[start]
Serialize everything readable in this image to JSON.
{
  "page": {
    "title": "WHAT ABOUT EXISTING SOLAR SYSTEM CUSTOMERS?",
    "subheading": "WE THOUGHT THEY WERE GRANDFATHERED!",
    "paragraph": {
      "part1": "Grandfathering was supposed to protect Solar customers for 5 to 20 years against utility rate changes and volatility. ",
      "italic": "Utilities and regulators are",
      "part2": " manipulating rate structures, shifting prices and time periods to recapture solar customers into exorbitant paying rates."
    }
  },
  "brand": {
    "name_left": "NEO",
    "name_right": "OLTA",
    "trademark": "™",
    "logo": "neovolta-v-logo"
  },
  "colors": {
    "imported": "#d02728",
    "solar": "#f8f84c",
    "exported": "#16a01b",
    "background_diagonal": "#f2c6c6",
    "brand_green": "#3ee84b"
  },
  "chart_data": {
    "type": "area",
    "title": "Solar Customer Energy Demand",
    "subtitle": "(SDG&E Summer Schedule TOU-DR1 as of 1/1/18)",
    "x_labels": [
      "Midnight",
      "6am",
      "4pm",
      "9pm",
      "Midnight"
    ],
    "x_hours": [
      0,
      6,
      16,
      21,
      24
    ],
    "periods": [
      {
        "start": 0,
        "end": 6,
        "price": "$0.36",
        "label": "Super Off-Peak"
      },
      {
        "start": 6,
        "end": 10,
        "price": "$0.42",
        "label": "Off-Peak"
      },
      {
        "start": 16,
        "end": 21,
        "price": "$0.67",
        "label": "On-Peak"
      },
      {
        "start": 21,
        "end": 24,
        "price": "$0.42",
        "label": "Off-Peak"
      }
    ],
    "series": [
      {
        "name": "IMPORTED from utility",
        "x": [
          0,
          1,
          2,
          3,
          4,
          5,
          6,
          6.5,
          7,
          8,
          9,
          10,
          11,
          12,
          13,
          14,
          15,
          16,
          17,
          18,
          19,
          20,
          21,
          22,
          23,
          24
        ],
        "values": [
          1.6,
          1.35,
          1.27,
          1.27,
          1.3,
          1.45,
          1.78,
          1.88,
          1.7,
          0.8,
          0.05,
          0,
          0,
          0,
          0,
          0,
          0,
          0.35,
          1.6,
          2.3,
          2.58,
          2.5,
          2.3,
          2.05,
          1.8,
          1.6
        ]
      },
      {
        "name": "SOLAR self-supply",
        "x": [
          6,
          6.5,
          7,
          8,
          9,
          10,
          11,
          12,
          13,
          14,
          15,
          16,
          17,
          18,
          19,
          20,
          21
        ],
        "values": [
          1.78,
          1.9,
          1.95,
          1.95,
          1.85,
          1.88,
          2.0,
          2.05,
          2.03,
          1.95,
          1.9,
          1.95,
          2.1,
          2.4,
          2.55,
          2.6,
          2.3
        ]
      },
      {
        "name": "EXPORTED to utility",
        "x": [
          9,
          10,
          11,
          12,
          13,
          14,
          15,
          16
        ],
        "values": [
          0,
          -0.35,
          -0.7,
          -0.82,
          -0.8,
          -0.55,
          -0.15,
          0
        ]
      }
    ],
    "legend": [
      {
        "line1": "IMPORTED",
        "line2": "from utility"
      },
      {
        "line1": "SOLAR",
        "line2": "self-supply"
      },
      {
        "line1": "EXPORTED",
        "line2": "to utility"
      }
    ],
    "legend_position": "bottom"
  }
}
[end]
#### [Given exercise]
Each entry must be reproduced verbatim.

#### [Answer for this exercise]
Serialize everything readable in this image to JSON.
{
  "page": {
    "title": "WHAT ABOUT EXISTING SOLAR SYSTEM CUSTOMERS?",
    "subheading": "WE THOUGHT THEY WERE GRANDFATHERED!",
    "paragraph": {
      "part1": "Grandfathering was supposed to protect Solar customers for 5 to 20 years against utility rate changes and volatility. ",
      "italic": "Utilities and regulators are",
      "part2": " manipulating rate structures, shifting prices and time periods to recapture solar customers into exorbitant paying rates."
    }
  },
  "brand": {
    "name_left": "NEO",
    "name_right": "OLTA",
    "trademark": "™",
    "logo": "neovolta-v-logo"
  },
  "colors": {
    "imported": "#d02728",
    "solar": "#f8f84c",
    "exported": "#16a01b",
    "background_diagonal": "#f2c6c6",
    "brand_green": "#3ee84b"
  },
  "chart_data": {
    "type": "area",
    "title": "Solar Customer Energy Demand",
    "subtitle": "(SDG&E Summer Schedule TOU-DR1 as of 1/1/18)",
    "x_labels": [
      "Midnight",
      "6am",
      "4pm",
      "9pm",
      "Midnight"
    ],
    "x_hours": [
      0,
      6,
      16,
      21,
      24
    ],
    "periods": [
      {
        "start": 0,
        "end": 6,
        "price": "$0.36",
        "label": "Super Off-Peak"
      },
      {
        "start": 6,
        "end": 10,
        "price": "$0.42",
        "label": "Off-Peak"
      },
      {
        "start": 16,
        "end": 21,
        "price": "$0.67",
        "label": "On-Peak"
      },
      {
        "start": 21,
        "end": 24,
        "price": "$0.42",
        "label": "Off-Peak"
      }
    ],
    "series": [
      {
        "name": "IMPORTED from utility",
        "x": [
          0,
          1,
          2,
          3,
          4,
          5,
          6,
          6.5,
          7,
          8,
          9,
          10,
          11,
          12,
          13,
          14,
          15,
          16,
          17,
          18,
          19,
          20,
          21,
          22,
          23,
          24
        ],
        "values": [
          1.6,
          1.35,
          1.27,
          1.27,
          1.3,
          1.45,
          1.78,
          1.88,
          1.7,
          0.8,
          0.05,
          0,
          0,
          0,
          0,
          0,
          0,
          0.35,
          1.6,
          2.3,
          2.58,
          2.5,
          2.3,
          2.05,
          1.8,
          1.6
        ]
      },
      {
        "name": "SOLAR self-supply",
        "x": [
          6,
          6.5,
          7,
          8,
          9,
          10,
          11,
          12,
          13,
          14,
          15,
          16,
          17,
          18,
          19,
          20,
          21
        ],
        "values": [
          1.78,
          1.9,
          1.95,
          1.95,
          1.85,
          1.88,
          2.0,
          2.05,
          2.03,
          1.95,
          1.9,
          1.95,
          2.1,
          2.4,
          2.55,
          2.6,
          2.3
        ]
      },
      {
        "name": "EXPORTED to utility",
        "x": [
          9,
          10,
          11,
          12,
          13,
          14,
          15,
          16
        ],
        "values": [
          0,
          -0.35,
          -0.7,
          -0.82,
          -0.8,
          -0.55,
          -0.15,
          0
        ]
      }
    ],
    "legend": [
      {
        "line1": "IMPORTED",
        "line2": "from utility"
      },
      {
        "line1": "SOLAR",
        "line2": "self-supply"
      },
      {
        "line1": "EXPORTED",
        "line2": "to utility"
      }
    ],
    "legend_position": "bottom"
  }
}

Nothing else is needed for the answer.